**Challenge**. Your task is to repeat the entries underneath exactly, minus the pictures.

★ ★ ★ ★ ★ ★ ★

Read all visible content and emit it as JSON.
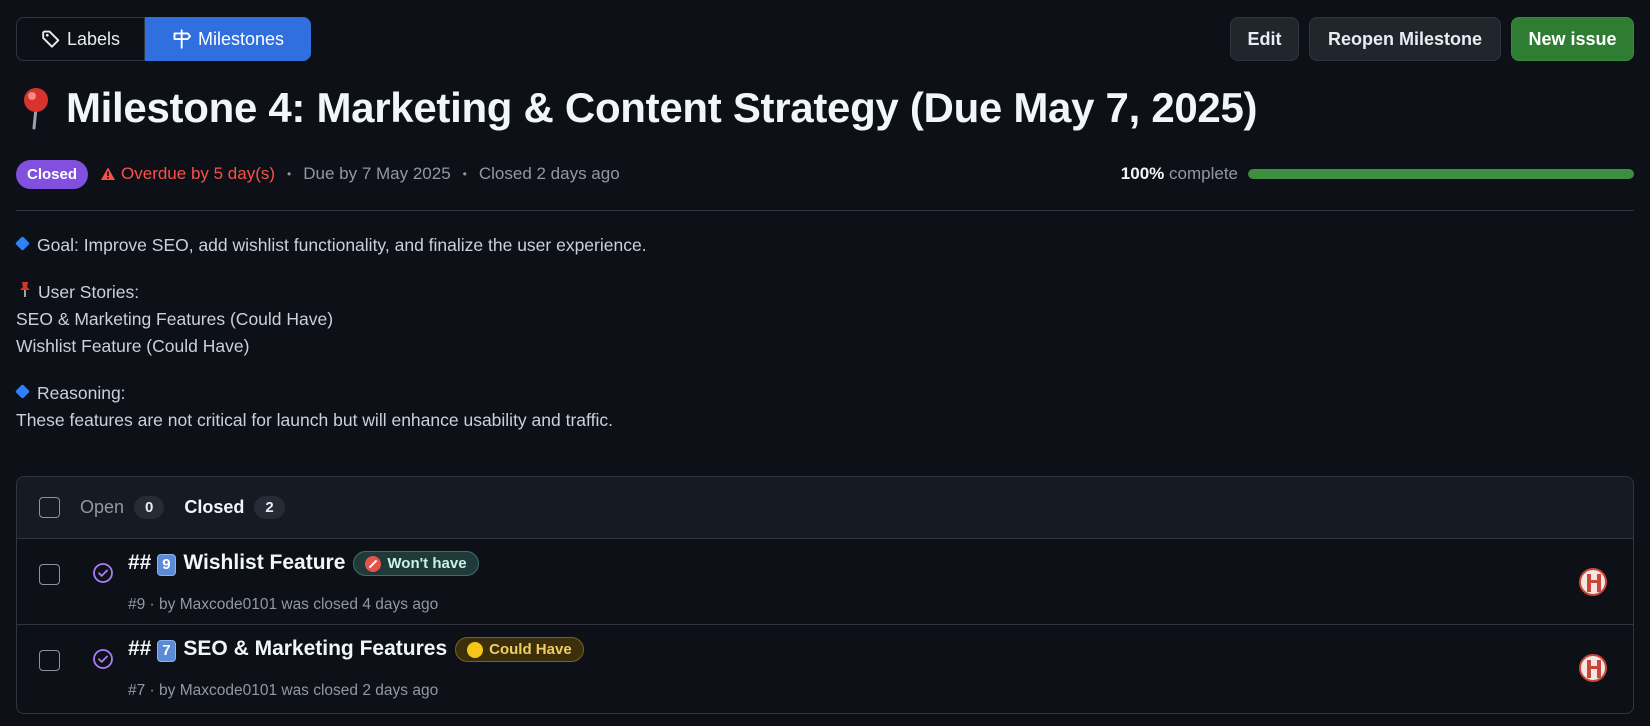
{
  "nav": {
    "labels_label": "Labels",
    "milestones_label": "Milestones"
  },
  "actions": {
    "edit_label": "Edit",
    "reopen_label": "Reopen Milestone",
    "new_issue_label": "New issue"
  },
  "milestone": {
    "title": "Milestone 4: Marketing & Content Strategy (Due May 7, 2025)",
    "state": "Closed",
    "overdue_text": "Overdue by 5 day(s)",
    "due_text": "Due by 7 May 2025",
    "closed_text": "Closed 2 days ago",
    "percent_label": "100%",
    "complete_label": "complete",
    "percent_value": 100
  },
  "description": {
    "goal": "Goal: Improve SEO, add wishlist functionality, and finalize the user experience.",
    "user_stories_heading": "User Stories:",
    "story_1": "SEO & Marketing Features (Could Have)",
    "story_2": "Wishlist Feature (Could Have)",
    "reasoning_heading": "Reasoning:",
    "reasoning_text": "These features are not critical for launch but will enhance usability and traffic."
  },
  "issues": {
    "open_label": "Open",
    "open_count": "0",
    "closed_label": "Closed",
    "closed_count": "2",
    "items": [
      {
        "prefix": "##",
        "keycap": "9",
        "title": "Wishlist Feature",
        "label": "Won't have",
        "meta": "#9 · by Maxcode0101 was closed 4 days ago"
      },
      {
        "prefix": "##",
        "keycap": "7",
        "title": "SEO & Marketing Features",
        "label": "Could Have",
        "meta": "#7 · by Maxcode0101 was closed 2 days ago"
      }
    ]
  },
  "colors": {
    "accent": "#2f6fe0",
    "closed_badge": "#8250df",
    "overdue": "#f85149",
    "progress": "#3b8f3e",
    "new_issue": "#2f7d32"
  }
}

★ ★ ★ ★ ★ ★ ★

**The completed task**.
Read all visible content and emit it as JSON.
{
  "nav": {
    "labels_label": "Labels",
    "milestones_label": "Milestones"
  },
  "actions": {
    "edit_label": "Edit",
    "reopen_label": "Reopen Milestone",
    "new_issue_label": "New issue"
  },
  "milestone": {
    "title": "Milestone 4: Marketing & Content Strategy (Due May 7, 2025)",
    "state": "Closed",
    "overdue_text": "Overdue by 5 day(s)",
    "due_text": "Due by 7 May 2025",
    "closed_text": "Closed 2 days ago",
    "percent_label": "100%",
    "complete_label": "complete",
    "percent_value": 100
  },
  "description": {
    "goal": "Goal: Improve SEO, add wishlist functionality, and finalize the user experience.",
    "user_stories_heading": "User Stories:",
    "story_1": "SEO & Marketing Features (Could Have)",
    "story_2": "Wishlist Feature (Could Have)",
    "reasoning_heading": "Reasoning:",
    "reasoning_text": "These features are not critical for launch but will enhance usability and traffic."
  },
  "issues": {
    "open_label": "Open",
    "open_count": "0",
    "closed_label": "Closed",
    "closed_count": "2",
    "items": [
      {
        "prefix": "##",
        "keycap": "9",
        "title": "Wishlist Feature",
        "label": "Won't have",
        "meta": "#9 · by Maxcode0101 was closed 4 days ago"
      },
      {
        "prefix": "##",
        "keycap": "7",
        "title": "SEO & Marketing Features",
        "label": "Could Have",
        "meta": "#7 · by Maxcode0101 was closed 2 days ago"
      }
    ]
  },
  "colors": {
    "accent": "#2f6fe0",
    "closed_badge": "#8250df",
    "overdue": "#f85149",
    "progress": "#3b8f3e",
    "new_issue": "#2f7d32"
  }
}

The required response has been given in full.